* **TO DO**
Give an exact transcription of every line, dropping the images.
================
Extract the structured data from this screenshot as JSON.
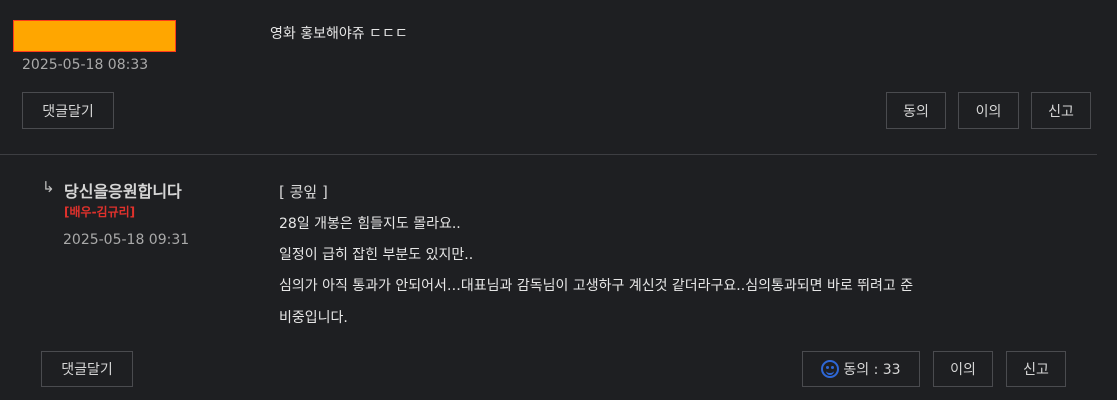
{
  "comment": {
    "date": "2025-05-18 08:33",
    "text": "영화 홍보해야쥬 ㄷㄷㄷ",
    "reply_button": "댓글달기",
    "agree_button": "동의",
    "disagree_button": "이의",
    "report_button": "신고",
    "name_block_color": "#ffa600"
  },
  "reply": {
    "arrow": "↳",
    "author": "당신을응원합니다",
    "tag": "[배우-김규리]",
    "date": "2025-05-18 09:31",
    "header": "[ 콩잎 ]",
    "lines": [
      "28일 개봉은 힘들지도 몰라요..",
      "일정이 급히 잡힌 부분도 있지만..",
      "심의가 아직 통과가 안되어서…대표님과 감독님이 고생하구 계신것 같더라구요..심의통과되면 바로 뛰려고 준",
      "비중입니다."
    ],
    "reply_button": "댓글달기",
    "agree_label": "동의 : 33",
    "disagree_button": "이의",
    "report_button": "신고",
    "tag_color": "#e0312c",
    "smile_icon_color": "#2e67d6"
  }
}
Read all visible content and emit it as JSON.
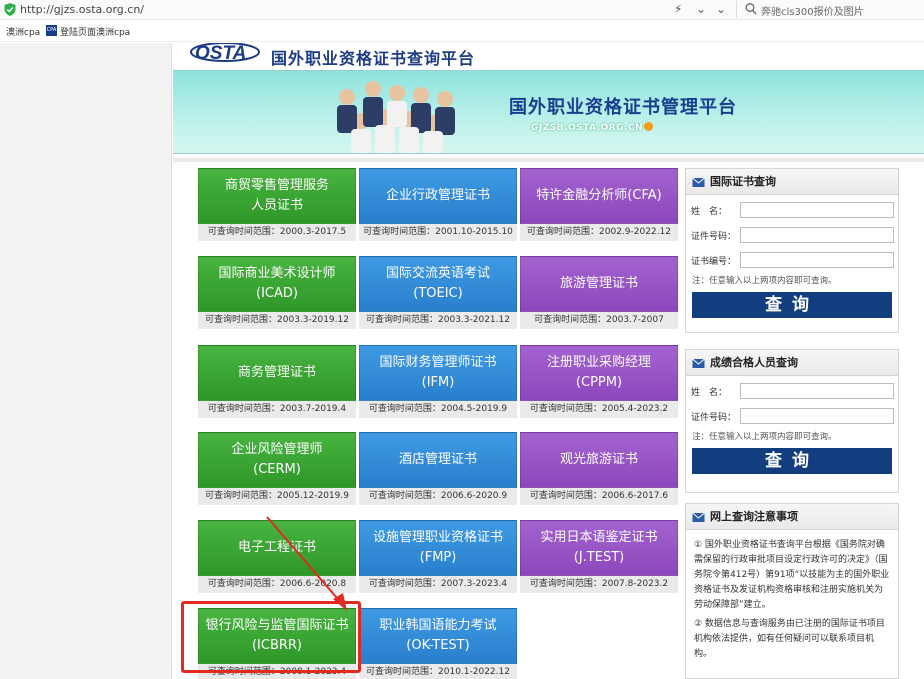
{
  "browser": {
    "url": "http://gjzs.osta.org.cn/",
    "search_placeholder": "奔驰cls300报价及图片",
    "bookmarks": [
      "澳洲cpa",
      "登陆页面澳洲cpa"
    ],
    "bookmark_icon_text": "CPA"
  },
  "header": {
    "logo_text": "OSTA",
    "title": "国外职业资格证书查询平台"
  },
  "banner": {
    "title": "国外职业资格证书管理平台",
    "url": "GJZSB.OSTA.ORG.CN"
  },
  "certs": [
    {
      "name": [
        "商贸零售管理服务",
        "人员证书"
      ],
      "range": "可查询时间范围：2000.3-2017.5",
      "color": "green"
    },
    {
      "name": [
        "企业行政管理证书"
      ],
      "range": "可查询时间范围：2001.10-2015.10",
      "color": "blue"
    },
    {
      "name": [
        "特许金融分析师(CFA)"
      ],
      "range": "可查询时间范围：2002.9-2022.12",
      "color": "purple"
    },
    {
      "name": [
        "国际商业美术设计师",
        "(ICAD)"
      ],
      "range": "可查询时间范围：2003.3-2019.12",
      "color": "green"
    },
    {
      "name": [
        "国际交流英语考试",
        "(TOEIC)"
      ],
      "range": "可查询时间范围：2003.3-2021.12",
      "color": "blue"
    },
    {
      "name": [
        "旅游管理证书"
      ],
      "range": "可查询时间范围：2003.7-2007",
      "color": "purple"
    },
    {
      "name": [
        "商务管理证书"
      ],
      "range": "可查询时间范围：2003.7-2019.4",
      "color": "green"
    },
    {
      "name": [
        "国际财务管理师证书",
        "(IFM)"
      ],
      "range": "可查询时间范围：2004.5-2019.9",
      "color": "blue"
    },
    {
      "name": [
        "注册职业采购经理",
        "(CPPM)"
      ],
      "range": "可查询时间范围：2005.4-2023.2",
      "color": "purple"
    },
    {
      "name": [
        "企业风险管理师",
        "(CERM)"
      ],
      "range": "可查询时间范围：2005.12-2019.9",
      "color": "green"
    },
    {
      "name": [
        "酒店管理证书"
      ],
      "range": "可查询时间范围：2006.6-2020.9",
      "color": "blue"
    },
    {
      "name": [
        "观光旅游证书"
      ],
      "range": "可查询时间范围：2006.6-2017.6",
      "color": "purple"
    },
    {
      "name": [
        "电子工程证书"
      ],
      "range": "可查询时间范围：2006.6-2020.8",
      "color": "green"
    },
    {
      "name": [
        "设施管理职业资格证书",
        "(FMP)"
      ],
      "range": "可查询时间范围：2007.3-2023.4",
      "color": "blue"
    },
    {
      "name": [
        "实用日本语鉴定证书",
        "(J.TEST)"
      ],
      "range": "可查询时间范围：2007.8-2023.2",
      "color": "purple"
    },
    {
      "name": [
        "银行风险与监管国际证书",
        "(ICBRR)"
      ],
      "range": "可查询时间范围：2008.1-2023.4",
      "color": "green"
    },
    {
      "name": [
        "职业韩国语能力考试",
        "(OK-TEST)"
      ],
      "range": "可查询时间范围：2010.1-2022.12",
      "color": "blue"
    }
  ],
  "panel_intl": {
    "title": "国际证书查询",
    "fields": [
      "姓　名：",
      "证件号码：",
      "证书编号："
    ],
    "note": "注：任意输入以上两项内容即可查询。",
    "button": "查询"
  },
  "panel_pass": {
    "title": "成绩合格人员查询",
    "fields": [
      "姓　名：",
      "证件号码："
    ],
    "note": "注：任意输入以上两项内容即可查询。",
    "button": "查询"
  },
  "panel_notice": {
    "title": "网上查询注意事项",
    "items": [
      "① 国外职业资格证书查询平台根据《国务院对确需保留的行政审批项目设定行政许可的决定》（国务院令第412号）第91项“以技能为主的国外职业资格证书及发证机构资格审核和注册实施机关为劳动保障部”建立。",
      "② 数据信息与查询服务由已注册的国际证书项目机构依法提供，如有任何疑问可以联系项目机构。"
    ]
  },
  "colors": {
    "green": "#3aa535",
    "blue": "#3589d6",
    "purple": "#9754c6",
    "query_button": "#123e7f",
    "highlight": "#e32a20"
  }
}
================
* **OUTPUT FOR THIS EXERCISE**
Extract the structured data from this screenshot as JSON.
{
  "comment": {
    "date": "2025-05-18 08:33",
    "text": "영화 홍보해야쥬 ㄷㄷㄷ",
    "reply_button": "댓글달기",
    "agree_button": "동의",
    "disagree_button": "이의",
    "report_button": "신고",
    "name_block_color": "#ffa600"
  },
  "reply": {
    "arrow": "↳",
    "author": "당신을응원합니다",
    "tag": "[배우-김규리]",
    "date": "2025-05-18 09:31",
    "header": "[ 콩잎 ]",
    "lines": [
      "28일 개봉은 힘들지도 몰라요..",
      "일정이 급히 잡힌 부분도 있지만..",
      "심의가 아직 통과가 안되어서…대표님과 감독님이 고생하구 계신것 같더라구요..심의통과되면 바로 뛰려고 준",
      "비중입니다."
    ],
    "reply_button": "댓글달기",
    "agree_label": "동의 : 33",
    "disagree_button": "이의",
    "report_button": "신고",
    "tag_color": "#e0312c",
    "smile_icon_color": "#2e67d6"
  }
}
Read all visible content and emit it as JSON.
{
  "browser": {
    "url": "http://gjzs.osta.org.cn/",
    "search_placeholder": "奔驰cls300报价及图片",
    "bookmarks": [
      "澳洲cpa",
      "登陆页面澳洲cpa"
    ],
    "bookmark_icon_text": "CPA"
  },
  "header": {
    "logo_text": "OSTA",
    "title": "国外职业资格证书查询平台"
  },
  "banner": {
    "title": "国外职业资格证书管理平台",
    "url": "GJZSB.OSTA.ORG.CN"
  },
  "certs": [
    {
      "name": [
        "商贸零售管理服务",
        "人员证书"
      ],
      "range": "可查询时间范围：2000.3-2017.5",
      "color": "green"
    },
    {
      "name": [
        "企业行政管理证书"
      ],
      "range": "可查询时间范围：2001.10-2015.10",
      "color": "blue"
    },
    {
      "name": [
        "特许金融分析师(CFA)"
      ],
      "range": "可查询时间范围：2002.9-2022.12",
      "color": "purple"
    },
    {
      "name": [
        "国际商业美术设计师",
        "(ICAD)"
      ],
      "range": "可查询时间范围：2003.3-2019.12",
      "color": "green"
    },
    {
      "name": [
        "国际交流英语考试",
        "(TOEIC)"
      ],
      "range": "可查询时间范围：2003.3-2021.12",
      "color": "blue"
    },
    {
      "name": [
        "旅游管理证书"
      ],
      "range": "可查询时间范围：2003.7-2007",
      "color": "purple"
    },
    {
      "name": [
        "商务管理证书"
      ],
      "range": "可查询时间范围：2003.7-2019.4",
      "color": "green"
    },
    {
      "name": [
        "国际财务管理师证书",
        "(IFM)"
      ],
      "range": "可查询时间范围：2004.5-2019.9",
      "color": "blue"
    },
    {
      "name": [
        "注册职业采购经理",
        "(CPPM)"
      ],
      "range": "可查询时间范围：2005.4-2023.2",
      "color": "purple"
    },
    {
      "name": [
        "企业风险管理师",
        "(CERM)"
      ],
      "range": "可查询时间范围：2005.12-2019.9",
      "color": "green"
    },
    {
      "name": [
        "酒店管理证书"
      ],
      "range": "可查询时间范围：2006.6-2020.9",
      "color": "blue"
    },
    {
      "name": [
        "观光旅游证书"
      ],
      "range": "可查询时间范围：2006.6-2017.6",
      "color": "purple"
    },
    {
      "name": [
        "电子工程证书"
      ],
      "range": "可查询时间范围：2006.6-2020.8",
      "color": "green"
    },
    {
      "name": [
        "设施管理职业资格证书",
        "(FMP)"
      ],
      "range": "可查询时间范围：2007.3-2023.4",
      "color": "blue"
    },
    {
      "name": [
        "实用日本语鉴定证书",
        "(J.TEST)"
      ],
      "range": "可查询时间范围：2007.8-2023.2",
      "color": "purple"
    },
    {
      "name": [
        "银行风险与监管国际证书",
        "(ICBRR)"
      ],
      "range": "可查询时间范围：2008.1-2023.4",
      "color": "green"
    },
    {
      "name": [
        "职业韩国语能力考试",
        "(OK-TEST)"
      ],
      "range": "可查询时间范围：2010.1-2022.12",
      "color": "blue"
    }
  ],
  "panel_intl": {
    "title": "国际证书查询",
    "fields": [
      "姓　名：",
      "证件号码：",
      "证书编号："
    ],
    "note": "注：任意输入以上两项内容即可查询。",
    "button": "查询"
  },
  "panel_pass": {
    "title": "成绩合格人员查询",
    "fields": [
      "姓　名：",
      "证件号码："
    ],
    "note": "注：任意输入以上两项内容即可查询。",
    "button": "查询"
  },
  "panel_notice": {
    "title": "网上查询注意事项",
    "items": [
      "① 国外职业资格证书查询平台根据《国务院对确需保留的行政审批项目设定行政许可的决定》（国务院令第412号）第91项“以技能为主的国外职业资格证书及发证机构资格审核和注册实施机关为劳动保障部”建立。",
      "② 数据信息与查询服务由已注册的国际证书项目机构依法提供，如有任何疑问可以联系项目机构。"
    ]
  },
  "colors": {
    "green": "#3aa535",
    "blue": "#3589d6",
    "purple": "#9754c6",
    "query_button": "#123e7f",
    "highlight": "#e32a20"
  }
}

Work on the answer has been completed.